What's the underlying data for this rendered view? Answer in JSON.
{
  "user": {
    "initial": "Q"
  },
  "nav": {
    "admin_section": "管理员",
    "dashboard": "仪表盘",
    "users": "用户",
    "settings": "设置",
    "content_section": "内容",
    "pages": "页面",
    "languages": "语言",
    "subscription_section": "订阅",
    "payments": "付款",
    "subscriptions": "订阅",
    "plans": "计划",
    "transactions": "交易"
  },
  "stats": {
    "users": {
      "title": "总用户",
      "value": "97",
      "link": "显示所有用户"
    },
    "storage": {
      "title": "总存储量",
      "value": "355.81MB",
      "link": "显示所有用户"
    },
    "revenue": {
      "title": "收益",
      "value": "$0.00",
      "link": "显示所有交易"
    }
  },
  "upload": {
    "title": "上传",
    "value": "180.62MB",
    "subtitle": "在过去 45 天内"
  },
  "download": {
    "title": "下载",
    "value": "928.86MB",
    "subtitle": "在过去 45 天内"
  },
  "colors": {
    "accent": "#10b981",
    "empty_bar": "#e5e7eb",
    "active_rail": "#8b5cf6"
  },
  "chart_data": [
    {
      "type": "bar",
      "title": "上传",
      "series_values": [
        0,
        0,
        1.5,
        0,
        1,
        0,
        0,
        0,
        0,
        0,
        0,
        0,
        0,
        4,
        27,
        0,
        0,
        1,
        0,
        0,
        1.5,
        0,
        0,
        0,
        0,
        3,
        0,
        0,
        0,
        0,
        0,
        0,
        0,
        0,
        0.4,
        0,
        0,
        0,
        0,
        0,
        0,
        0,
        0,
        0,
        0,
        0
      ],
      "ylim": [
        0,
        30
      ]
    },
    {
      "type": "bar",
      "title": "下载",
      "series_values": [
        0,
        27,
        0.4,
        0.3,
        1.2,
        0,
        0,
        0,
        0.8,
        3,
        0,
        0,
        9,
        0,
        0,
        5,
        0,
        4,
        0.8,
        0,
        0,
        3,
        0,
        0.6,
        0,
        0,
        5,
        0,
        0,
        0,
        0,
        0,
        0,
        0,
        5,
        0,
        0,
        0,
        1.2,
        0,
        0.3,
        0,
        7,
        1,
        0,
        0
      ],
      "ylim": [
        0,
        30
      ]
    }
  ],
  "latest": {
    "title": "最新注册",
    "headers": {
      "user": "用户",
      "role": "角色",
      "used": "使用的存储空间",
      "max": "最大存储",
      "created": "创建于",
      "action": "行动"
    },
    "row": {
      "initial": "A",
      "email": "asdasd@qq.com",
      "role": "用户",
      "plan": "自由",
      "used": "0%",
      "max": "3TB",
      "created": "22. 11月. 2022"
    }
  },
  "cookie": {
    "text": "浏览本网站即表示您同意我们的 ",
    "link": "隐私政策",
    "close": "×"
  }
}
※
## GIVEN REQUEST
The whole listing above needs to be written out again exactly.

## OUTPUT OF THE TASK
What's the underlying data for this rendered view? Answer in JSON.
{
  "user": {
    "initial": "Q"
  },
  "nav": {
    "admin_section": "管理员",
    "dashboard": "仪表盘",
    "users": "用户",
    "settings": "设置",
    "content_section": "内容",
    "pages": "页面",
    "languages": "语言",
    "subscription_section": "订阅",
    "payments": "付款",
    "subscriptions": "订阅",
    "plans": "计划",
    "transactions": "交易"
  },
  "stats": {
    "users": {
      "title": "总用户",
      "value": "97",
      "link": "显示所有用户"
    },
    "storage": {
      "title": "总存储量",
      "value": "355.81MB",
      "link": "显示所有用户"
    },
    "revenue": {
      "title": "收益",
      "value": "$0.00",
      "link": "显示所有交易"
    }
  },
  "upload": {
    "title": "上传",
    "value": "180.62MB",
    "subtitle": "在过去 45 天内"
  },
  "download": {
    "title": "下载",
    "value": "928.86MB",
    "subtitle": "在过去 45 天内"
  },
  "colors": {
    "accent": "#10b981",
    "empty_bar": "#e5e7eb",
    "active_rail": "#8b5cf6"
  },
  "chart_data": [
    {
      "type": "bar",
      "title": "上传",
      "series_values": [
        0,
        0,
        1.5,
        0,
        1,
        0,
        0,
        0,
        0,
        0,
        0,
        0,
        0,
        4,
        27,
        0,
        0,
        1,
        0,
        0,
        1.5,
        0,
        0,
        0,
        0,
        3,
        0,
        0,
        0,
        0,
        0,
        0,
        0,
        0,
        0.4,
        0,
        0,
        0,
        0,
        0,
        0,
        0,
        0,
        0,
        0,
        0
      ],
      "ylim": [
        0,
        30
      ]
    },
    {
      "type": "bar",
      "title": "下载",
      "series_values": [
        0,
        27,
        0.4,
        0.3,
        1.2,
        0,
        0,
        0,
        0.8,
        3,
        0,
        0,
        9,
        0,
        0,
        5,
        0,
        4,
        0.8,
        0,
        0,
        3,
        0,
        0.6,
        0,
        0,
        5,
        0,
        0,
        0,
        0,
        0,
        0,
        0,
        5,
        0,
        0,
        0,
        1.2,
        0,
        0.3,
        0,
        7,
        1,
        0,
        0
      ],
      "ylim": [
        0,
        30
      ]
    }
  ],
  "latest": {
    "title": "最新注册",
    "headers": {
      "user": "用户",
      "role": "角色",
      "used": "使用的存储空间",
      "max": "最大存储",
      "created": "创建于",
      "action": "行动"
    },
    "row": {
      "initial": "A",
      "email": "asdasd@qq.com",
      "role": "用户",
      "plan": "自由",
      "used": "0%",
      "max": "3TB",
      "created": "22. 11月. 2022"
    }
  },
  "cookie": {
    "text": "浏览本网站即表示您同意我们的 ",
    "link": "隐私政策",
    "close": "×"
  }
}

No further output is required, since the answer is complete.